TO BE DONE => Copy out the entries below precisely; nothing is to be omitted.

★ ★ ★ ★ ★ ★ ★

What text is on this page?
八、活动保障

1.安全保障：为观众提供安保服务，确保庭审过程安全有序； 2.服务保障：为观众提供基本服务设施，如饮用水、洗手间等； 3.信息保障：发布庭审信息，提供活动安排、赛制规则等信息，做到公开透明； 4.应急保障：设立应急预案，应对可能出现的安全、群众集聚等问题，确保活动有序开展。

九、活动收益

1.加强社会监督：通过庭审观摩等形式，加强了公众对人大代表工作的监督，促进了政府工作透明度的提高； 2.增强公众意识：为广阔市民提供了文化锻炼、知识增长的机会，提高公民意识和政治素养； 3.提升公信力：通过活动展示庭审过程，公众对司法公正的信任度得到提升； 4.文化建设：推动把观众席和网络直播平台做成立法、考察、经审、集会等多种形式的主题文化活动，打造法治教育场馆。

★ ★ ★ ★ ★ ★ ★

WRITTEN RESPONSE =>
What text is on this page?
八、活动保障

1.安全保障：为观众提供安保服务，确保庭审过程安全有序； 2.服务保障：为观众提供基本服务设施，如饮用水、洗手间等； 3.信息保障：发布庭审信息，提供活动安排、赛制规则等信息，做到公开透明； 4.应急保障：设立应急预案，应对可能出现的安全、群众集聚等问题，确保活动有序开展。

九、活动收益

1.加强社会监督：通过庭审观摩等形式，加强了公众对人大代表工作的监督，促进了政府工作透明度的提高； 2.增强公众意识：为广阔市民提供了文化锻炼、知识增长的机会，提高公民意识和政治素养； 3.提升公信力：通过活动展示庭审过程，公众对司法公正的信任度得到提升； 4.文化建设：推动把观众席和网络直播平台做成立法、考察、经审、集会等多种形式的主题文化活动，打造法治教育场馆。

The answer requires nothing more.